== Data excerpts ==
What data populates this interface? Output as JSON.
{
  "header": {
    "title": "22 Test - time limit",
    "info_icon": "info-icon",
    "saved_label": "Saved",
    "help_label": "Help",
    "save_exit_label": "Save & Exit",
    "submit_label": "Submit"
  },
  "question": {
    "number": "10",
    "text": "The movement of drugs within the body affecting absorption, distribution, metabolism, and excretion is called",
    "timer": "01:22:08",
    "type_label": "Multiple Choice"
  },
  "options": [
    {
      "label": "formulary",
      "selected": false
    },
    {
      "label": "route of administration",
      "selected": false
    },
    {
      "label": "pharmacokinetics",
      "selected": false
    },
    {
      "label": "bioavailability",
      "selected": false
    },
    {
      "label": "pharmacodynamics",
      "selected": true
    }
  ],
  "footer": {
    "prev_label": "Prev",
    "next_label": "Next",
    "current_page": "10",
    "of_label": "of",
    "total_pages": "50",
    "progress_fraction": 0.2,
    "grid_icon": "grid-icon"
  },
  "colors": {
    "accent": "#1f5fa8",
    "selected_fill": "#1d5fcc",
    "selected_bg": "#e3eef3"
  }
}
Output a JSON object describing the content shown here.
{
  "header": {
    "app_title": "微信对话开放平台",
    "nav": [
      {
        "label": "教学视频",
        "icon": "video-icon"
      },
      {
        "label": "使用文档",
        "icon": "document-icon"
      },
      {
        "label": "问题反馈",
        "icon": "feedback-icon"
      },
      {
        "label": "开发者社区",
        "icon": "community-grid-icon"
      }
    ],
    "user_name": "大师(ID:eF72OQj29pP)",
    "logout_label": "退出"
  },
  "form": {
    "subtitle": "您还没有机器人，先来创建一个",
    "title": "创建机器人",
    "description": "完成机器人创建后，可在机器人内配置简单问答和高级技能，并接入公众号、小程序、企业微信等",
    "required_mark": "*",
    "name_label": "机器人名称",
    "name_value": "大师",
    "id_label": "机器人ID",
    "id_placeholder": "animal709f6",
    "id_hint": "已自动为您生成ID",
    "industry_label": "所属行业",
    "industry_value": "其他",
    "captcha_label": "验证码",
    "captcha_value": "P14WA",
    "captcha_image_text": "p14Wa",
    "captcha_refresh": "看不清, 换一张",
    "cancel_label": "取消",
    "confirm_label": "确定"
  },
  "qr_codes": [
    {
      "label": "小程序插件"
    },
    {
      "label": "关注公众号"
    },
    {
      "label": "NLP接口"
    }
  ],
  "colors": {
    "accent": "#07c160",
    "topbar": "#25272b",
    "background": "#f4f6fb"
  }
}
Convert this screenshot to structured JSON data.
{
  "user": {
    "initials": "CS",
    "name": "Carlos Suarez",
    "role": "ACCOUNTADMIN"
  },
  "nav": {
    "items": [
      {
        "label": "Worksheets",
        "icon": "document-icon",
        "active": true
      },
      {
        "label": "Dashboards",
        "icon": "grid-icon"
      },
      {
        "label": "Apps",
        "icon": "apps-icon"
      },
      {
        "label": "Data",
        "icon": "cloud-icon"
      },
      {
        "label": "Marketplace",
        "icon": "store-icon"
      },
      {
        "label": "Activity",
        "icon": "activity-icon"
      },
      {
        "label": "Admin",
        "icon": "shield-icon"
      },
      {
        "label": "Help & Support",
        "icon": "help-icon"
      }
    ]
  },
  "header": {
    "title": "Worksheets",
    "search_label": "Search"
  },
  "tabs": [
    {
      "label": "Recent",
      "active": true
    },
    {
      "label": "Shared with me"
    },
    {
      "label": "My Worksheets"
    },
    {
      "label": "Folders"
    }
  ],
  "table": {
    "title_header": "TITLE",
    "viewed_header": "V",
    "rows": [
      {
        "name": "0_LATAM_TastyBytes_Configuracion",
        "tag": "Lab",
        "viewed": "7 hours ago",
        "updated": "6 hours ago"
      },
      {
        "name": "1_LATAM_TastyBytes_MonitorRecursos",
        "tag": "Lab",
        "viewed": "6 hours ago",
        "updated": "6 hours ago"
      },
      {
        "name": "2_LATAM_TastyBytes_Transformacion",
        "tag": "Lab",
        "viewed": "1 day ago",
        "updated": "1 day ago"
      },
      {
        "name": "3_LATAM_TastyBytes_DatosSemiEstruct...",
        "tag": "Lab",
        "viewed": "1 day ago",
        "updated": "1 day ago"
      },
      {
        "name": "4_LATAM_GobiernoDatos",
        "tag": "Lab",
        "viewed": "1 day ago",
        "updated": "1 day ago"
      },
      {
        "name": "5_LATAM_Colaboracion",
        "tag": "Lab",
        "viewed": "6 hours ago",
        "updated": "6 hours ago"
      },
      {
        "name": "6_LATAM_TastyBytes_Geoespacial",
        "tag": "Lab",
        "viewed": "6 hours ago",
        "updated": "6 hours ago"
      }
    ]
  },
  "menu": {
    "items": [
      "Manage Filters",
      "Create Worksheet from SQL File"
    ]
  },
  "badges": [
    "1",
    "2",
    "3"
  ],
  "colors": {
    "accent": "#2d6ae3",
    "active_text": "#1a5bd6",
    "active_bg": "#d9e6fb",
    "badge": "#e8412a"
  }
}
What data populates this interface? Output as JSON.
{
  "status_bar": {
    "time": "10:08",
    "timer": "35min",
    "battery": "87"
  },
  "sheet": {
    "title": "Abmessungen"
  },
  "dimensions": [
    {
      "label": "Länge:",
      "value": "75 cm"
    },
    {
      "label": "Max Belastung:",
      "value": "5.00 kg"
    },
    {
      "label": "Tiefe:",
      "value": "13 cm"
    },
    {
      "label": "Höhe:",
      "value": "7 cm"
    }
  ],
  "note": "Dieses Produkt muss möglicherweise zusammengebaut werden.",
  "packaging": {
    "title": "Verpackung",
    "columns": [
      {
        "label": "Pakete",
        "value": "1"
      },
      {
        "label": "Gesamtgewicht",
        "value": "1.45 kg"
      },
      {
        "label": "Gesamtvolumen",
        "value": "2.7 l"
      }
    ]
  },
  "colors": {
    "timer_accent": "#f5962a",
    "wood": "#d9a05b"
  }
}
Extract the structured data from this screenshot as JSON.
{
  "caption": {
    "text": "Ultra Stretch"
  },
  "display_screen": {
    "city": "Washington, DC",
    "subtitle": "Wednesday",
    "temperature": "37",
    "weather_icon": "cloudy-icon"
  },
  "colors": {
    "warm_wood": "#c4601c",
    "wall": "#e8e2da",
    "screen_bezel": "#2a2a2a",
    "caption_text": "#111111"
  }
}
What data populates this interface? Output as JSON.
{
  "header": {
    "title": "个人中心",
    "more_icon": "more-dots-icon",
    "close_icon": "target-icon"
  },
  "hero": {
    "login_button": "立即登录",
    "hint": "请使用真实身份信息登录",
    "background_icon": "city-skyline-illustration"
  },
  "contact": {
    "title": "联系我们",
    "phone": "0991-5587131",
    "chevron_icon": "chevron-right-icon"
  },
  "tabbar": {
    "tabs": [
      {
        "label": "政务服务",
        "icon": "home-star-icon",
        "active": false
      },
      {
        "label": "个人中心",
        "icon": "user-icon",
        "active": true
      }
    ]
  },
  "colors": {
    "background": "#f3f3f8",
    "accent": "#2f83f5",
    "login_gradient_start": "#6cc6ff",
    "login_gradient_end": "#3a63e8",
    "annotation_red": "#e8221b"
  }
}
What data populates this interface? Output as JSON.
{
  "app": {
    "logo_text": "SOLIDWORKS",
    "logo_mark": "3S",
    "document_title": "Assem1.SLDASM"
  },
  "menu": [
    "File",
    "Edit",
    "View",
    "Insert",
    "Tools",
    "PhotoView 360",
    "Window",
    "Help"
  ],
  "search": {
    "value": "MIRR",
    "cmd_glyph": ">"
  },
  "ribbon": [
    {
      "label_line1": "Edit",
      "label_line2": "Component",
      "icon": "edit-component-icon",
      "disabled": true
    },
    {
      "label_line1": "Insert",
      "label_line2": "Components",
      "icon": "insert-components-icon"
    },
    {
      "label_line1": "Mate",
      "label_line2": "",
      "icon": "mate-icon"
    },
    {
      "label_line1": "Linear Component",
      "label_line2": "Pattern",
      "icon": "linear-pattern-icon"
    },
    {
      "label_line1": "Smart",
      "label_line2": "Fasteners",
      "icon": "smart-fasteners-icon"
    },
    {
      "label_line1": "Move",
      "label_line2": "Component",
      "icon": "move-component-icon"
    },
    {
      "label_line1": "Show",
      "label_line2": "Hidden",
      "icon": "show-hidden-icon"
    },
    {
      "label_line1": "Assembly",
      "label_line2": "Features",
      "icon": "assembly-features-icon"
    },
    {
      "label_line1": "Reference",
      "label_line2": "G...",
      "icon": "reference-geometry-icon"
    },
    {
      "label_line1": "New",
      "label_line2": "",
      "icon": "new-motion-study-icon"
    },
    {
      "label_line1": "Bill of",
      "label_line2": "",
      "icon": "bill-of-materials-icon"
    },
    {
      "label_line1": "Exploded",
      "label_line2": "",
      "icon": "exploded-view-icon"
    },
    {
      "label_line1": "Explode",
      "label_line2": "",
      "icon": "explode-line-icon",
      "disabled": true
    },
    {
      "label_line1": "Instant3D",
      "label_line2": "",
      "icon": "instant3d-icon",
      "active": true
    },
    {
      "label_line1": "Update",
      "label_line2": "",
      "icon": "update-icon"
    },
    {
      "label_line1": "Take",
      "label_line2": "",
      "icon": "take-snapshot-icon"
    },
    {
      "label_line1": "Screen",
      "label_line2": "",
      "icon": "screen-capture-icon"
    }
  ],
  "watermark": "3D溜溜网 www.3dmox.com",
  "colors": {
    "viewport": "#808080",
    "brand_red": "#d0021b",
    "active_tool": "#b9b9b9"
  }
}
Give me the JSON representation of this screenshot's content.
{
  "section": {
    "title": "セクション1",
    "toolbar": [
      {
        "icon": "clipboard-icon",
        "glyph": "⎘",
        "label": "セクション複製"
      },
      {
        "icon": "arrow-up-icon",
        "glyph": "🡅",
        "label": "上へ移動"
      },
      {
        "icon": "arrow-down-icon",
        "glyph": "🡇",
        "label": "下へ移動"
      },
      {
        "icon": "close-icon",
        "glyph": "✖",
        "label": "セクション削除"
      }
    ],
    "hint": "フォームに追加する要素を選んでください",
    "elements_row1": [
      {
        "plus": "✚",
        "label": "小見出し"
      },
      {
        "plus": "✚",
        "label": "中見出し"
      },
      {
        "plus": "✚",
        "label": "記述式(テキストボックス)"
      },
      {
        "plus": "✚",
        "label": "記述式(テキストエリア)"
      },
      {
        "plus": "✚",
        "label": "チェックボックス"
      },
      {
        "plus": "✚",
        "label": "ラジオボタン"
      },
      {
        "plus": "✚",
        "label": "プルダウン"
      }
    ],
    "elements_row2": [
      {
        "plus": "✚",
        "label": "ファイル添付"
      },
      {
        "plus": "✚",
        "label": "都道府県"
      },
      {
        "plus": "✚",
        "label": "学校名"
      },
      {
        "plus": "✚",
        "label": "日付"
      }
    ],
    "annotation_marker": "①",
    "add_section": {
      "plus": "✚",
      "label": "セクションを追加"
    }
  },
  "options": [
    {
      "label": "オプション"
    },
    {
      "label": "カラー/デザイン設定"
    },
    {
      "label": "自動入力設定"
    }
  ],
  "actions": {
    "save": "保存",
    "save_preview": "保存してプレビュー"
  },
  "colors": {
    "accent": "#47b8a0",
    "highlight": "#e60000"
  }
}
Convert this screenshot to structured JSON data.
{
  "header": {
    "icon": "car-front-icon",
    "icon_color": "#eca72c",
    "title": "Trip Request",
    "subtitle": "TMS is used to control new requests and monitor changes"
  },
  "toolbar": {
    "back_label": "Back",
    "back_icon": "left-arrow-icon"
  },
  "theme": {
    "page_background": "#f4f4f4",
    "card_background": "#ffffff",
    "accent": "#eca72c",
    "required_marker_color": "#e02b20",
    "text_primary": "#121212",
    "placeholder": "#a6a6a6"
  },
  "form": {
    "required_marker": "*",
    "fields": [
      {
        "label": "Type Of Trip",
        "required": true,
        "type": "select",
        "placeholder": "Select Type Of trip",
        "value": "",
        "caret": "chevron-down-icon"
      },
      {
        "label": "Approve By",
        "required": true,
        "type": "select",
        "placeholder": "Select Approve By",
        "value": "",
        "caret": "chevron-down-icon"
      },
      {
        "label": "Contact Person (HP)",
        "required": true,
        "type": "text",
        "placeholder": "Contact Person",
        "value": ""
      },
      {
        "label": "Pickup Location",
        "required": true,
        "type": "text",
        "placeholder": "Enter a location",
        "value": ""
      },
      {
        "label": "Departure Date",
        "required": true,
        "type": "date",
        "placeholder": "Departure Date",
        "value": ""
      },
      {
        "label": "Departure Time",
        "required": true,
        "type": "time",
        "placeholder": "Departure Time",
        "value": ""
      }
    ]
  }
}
===
_What you have to do_. Examine the entries and report how many of their lines contain the string "from", giving no more than the number.

_Solved problem_. 2